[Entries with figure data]
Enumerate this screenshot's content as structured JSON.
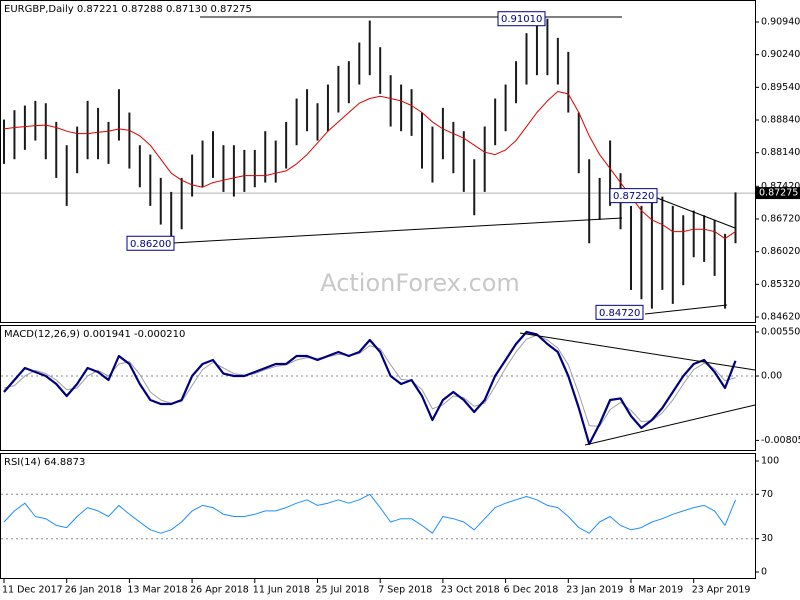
{
  "chart_data": [
    {
      "type": "hilo",
      "title": "EURGBP,Daily  0.87221 0.87288 0.87130 0.87275",
      "categories": [
        "11 Dec 2017",
        null,
        null,
        null,
        null,
        null,
        "26 Jan 2018",
        null,
        null,
        null,
        null,
        null,
        "13 Mar 2018",
        null,
        null,
        null,
        null,
        null,
        "26 Apr 2018",
        null,
        null,
        null,
        null,
        null,
        "11 Jun 2018",
        null,
        null,
        null,
        null,
        null,
        "25 Jul 2018",
        null,
        null,
        null,
        null,
        null,
        "7 Sep 2018",
        null,
        null,
        null,
        null,
        null,
        "23 Oct 2018",
        null,
        null,
        null,
        null,
        null,
        "6 Dec 2018",
        null,
        null,
        null,
        null,
        null,
        "23 Jan 2019",
        null,
        null,
        null,
        null,
        null,
        "8 Mar 2019",
        null,
        null,
        null,
        null,
        null,
        "23 Apr 2019",
        null,
        null,
        null,
        null
      ],
      "high": [
        0.8885,
        0.8905,
        0.8915,
        0.8925,
        0.892,
        0.888,
        0.883,
        0.887,
        0.8925,
        0.891,
        0.888,
        0.895,
        0.89,
        0.883,
        0.881,
        0.876,
        0.873,
        0.876,
        0.881,
        0.884,
        0.886,
        0.883,
        0.883,
        0.882,
        0.882,
        0.886,
        0.884,
        0.888,
        0.893,
        0.895,
        0.892,
        0.896,
        0.9,
        0.901,
        0.905,
        0.9097,
        0.904,
        0.898,
        0.896,
        0.895,
        0.89,
        0.887,
        0.891,
        0.888,
        0.886,
        0.88,
        0.887,
        0.893,
        0.896,
        0.901,
        0.907,
        0.909,
        0.9101,
        0.906,
        0.903,
        0.89,
        0.88,
        0.876,
        0.884,
        0.877,
        0.87,
        0.87,
        0.872,
        0.872,
        0.87,
        0.868,
        0.869,
        0.868,
        0.867,
        0.864,
        0.8729
      ],
      "low": [
        0.879,
        0.88,
        0.882,
        0.884,
        0.88,
        0.876,
        0.87,
        0.877,
        0.88,
        0.88,
        0.879,
        0.884,
        0.878,
        0.874,
        0.87,
        0.866,
        0.863,
        0.865,
        0.872,
        0.874,
        0.876,
        0.873,
        0.872,
        0.873,
        0.874,
        0.875,
        0.875,
        0.878,
        0.883,
        0.886,
        0.884,
        0.886,
        0.89,
        0.892,
        0.896,
        0.898,
        0.894,
        0.887,
        0.886,
        0.885,
        0.878,
        0.875,
        0.88,
        0.877,
        0.873,
        0.868,
        0.873,
        0.883,
        0.886,
        0.892,
        0.896,
        0.898,
        0.898,
        0.896,
        0.89,
        0.877,
        0.862,
        0.867,
        0.87,
        0.865,
        0.852,
        0.85,
        0.848,
        0.852,
        0.849,
        0.853,
        0.859,
        0.858,
        0.855,
        0.848,
        0.862
      ],
      "color": "#1a1a1a",
      "ma_values": [
        0.8865,
        0.8868,
        0.887,
        0.8872,
        0.8873,
        0.8868,
        0.886,
        0.8855,
        0.8855,
        0.8858,
        0.886,
        0.8865,
        0.8862,
        0.885,
        0.883,
        0.88,
        0.877,
        0.8755,
        0.8745,
        0.874,
        0.875,
        0.8755,
        0.876,
        0.8765,
        0.8765,
        0.8765,
        0.877,
        0.8775,
        0.879,
        0.881,
        0.8835,
        0.886,
        0.888,
        0.89,
        0.892,
        0.893,
        0.8935,
        0.893,
        0.8925,
        0.8915,
        0.89,
        0.888,
        0.8865,
        0.8855,
        0.8845,
        0.883,
        0.8815,
        0.881,
        0.882,
        0.884,
        0.887,
        0.89,
        0.8925,
        0.8945,
        0.894,
        0.89,
        0.885,
        0.881,
        0.878,
        0.875,
        0.872,
        0.869,
        0.867,
        0.866,
        0.8645,
        0.8645,
        0.865,
        0.865,
        0.8645,
        0.863,
        0.8645
      ],
      "ma_color": "#e00000",
      "ylim": [
        0.84513,
        0.91411
      ],
      "yticks": [
        {
          "value": 0.9094,
          "label": "0.90940"
        },
        {
          "value": 0.9024,
          "label": "0.90240"
        },
        {
          "value": 0.8954,
          "label": "0.89540"
        },
        {
          "value": 0.8884,
          "label": "0.88840"
        },
        {
          "value": 0.8814,
          "label": "0.88140"
        },
        {
          "value": 0.8742,
          "label": "0.87420"
        },
        {
          "value": 0.8672,
          "label": "0.86720"
        },
        {
          "value": 0.8602,
          "label": "0.86020"
        },
        {
          "value": 0.8532,
          "label": "0.85320"
        },
        {
          "value": 0.8462,
          "label": "0.84620"
        }
      ],
      "last": 0.87275,
      "annotations": [
        {
          "value": 0.9101,
          "label": "0.91010"
        },
        {
          "value": 0.862,
          "label": "0.86200"
        },
        {
          "value": 0.8722,
          "label": "0.87220"
        },
        {
          "value": 0.8472,
          "label": "0.84720"
        }
      ]
    },
    {
      "type": "macd",
      "title": "MACD(12,26,9) 0.001941 -0.000210",
      "series": [
        {
          "color": "#000080",
          "values": [
            -0.002,
            -0.0005,
            0.001,
            0.0005,
            0,
            -0.001,
            -0.0025,
            -0.001,
            0.001,
            0.0005,
            -0.0005,
            0.0025,
            0.0015,
            -0.001,
            -0.003,
            -0.0035,
            -0.0035,
            -0.003,
            0,
            0.0015,
            0.002,
            0.0003,
            0,
            0,
            0.0005,
            0.001,
            0.0015,
            0.0015,
            0.0025,
            0.0025,
            0.002,
            0.0025,
            0.003,
            0.0025,
            0.003,
            0.0045,
            0.003,
            0,
            -0.001,
            -0.0005,
            -0.0025,
            -0.0055,
            -0.003,
            -0.002,
            -0.003,
            -0.0045,
            -0.003,
            0,
            0.002,
            0.004,
            0.0055,
            0.0052,
            0.004,
            0.003,
            0,
            -0.004,
            -0.0085,
            -0.006,
            -0.003,
            -0.0028,
            -0.005,
            -0.0065,
            -0.0055,
            -0.004,
            -0.002,
            0,
            0.0015,
            0.002,
            0.0005,
            -0.0015,
            0.0019
          ]
        },
        {
          "color": "#a0a0a0",
          "values": [
            -0.0015,
            -0.0012,
            0,
            0.0007,
            0.0003,
            -0.0005,
            -0.0017,
            -0.0015,
            0,
            0.0007,
            0,
            0.0015,
            0.0018,
            0.0002,
            -0.002,
            -0.003,
            -0.0034,
            -0.0032,
            -0.0012,
            0.0008,
            0.0017,
            0.001,
            0.0003,
            0.0001,
            0.0003,
            0.0008,
            0.0012,
            0.0014,
            0.002,
            0.0023,
            0.0022,
            0.0024,
            0.0027,
            0.0026,
            0.0028,
            0.0038,
            0.0034,
            0.0014,
            -0.0004,
            -0.0006,
            -0.0017,
            -0.0041,
            -0.0036,
            -0.0025,
            -0.0027,
            -0.0038,
            -0.0034,
            -0.0013,
            0.001,
            0.003,
            0.0046,
            0.0051,
            0.0045,
            0.0035,
            0.0014,
            -0.0022,
            -0.0062,
            -0.0063,
            -0.0042,
            -0.0033,
            -0.0043,
            -0.0057,
            -0.0056,
            -0.0046,
            -0.003,
            -0.001,
            0.0008,
            0.0016,
            0.0009,
            -0.0006,
            -0.0002
          ]
        }
      ],
      "ylim": [
        -0.00925,
        0.006375
      ],
      "yticks": [
        0.005504,
        {
          "value": 0,
          "label": "0.00"
        },
        -0.00805
      ],
      "levels": [
        0
      ]
    },
    {
      "type": "rsi",
      "title": "RSI(14) 64.8873",
      "series": [
        {
          "color": "#1e90ff",
          "values": [
            45,
            55,
            62,
            50,
            48,
            42,
            40,
            50,
            58,
            55,
            50,
            60,
            52,
            45,
            38,
            35,
            38,
            45,
            55,
            60,
            58,
            52,
            50,
            50,
            52,
            55,
            55,
            58,
            62,
            65,
            60,
            62,
            65,
            62,
            65,
            70,
            58,
            45,
            48,
            48,
            42,
            35,
            50,
            48,
            45,
            38,
            48,
            58,
            62,
            65,
            68,
            65,
            60,
            58,
            50,
            40,
            35,
            45,
            50,
            42,
            38,
            40,
            45,
            48,
            52,
            55,
            58,
            60,
            55,
            42,
            65
          ]
        }
      ],
      "ylim": [
        -5.4,
        107.2
      ],
      "yticks": [
        100,
        70,
        30,
        0
      ],
      "levels": [
        70,
        30
      ]
    }
  ],
  "watermark": "ActionForex.com"
}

*Written exercise*:
Answer with one number only: how many lines above contain the word "title".

*Response*:
3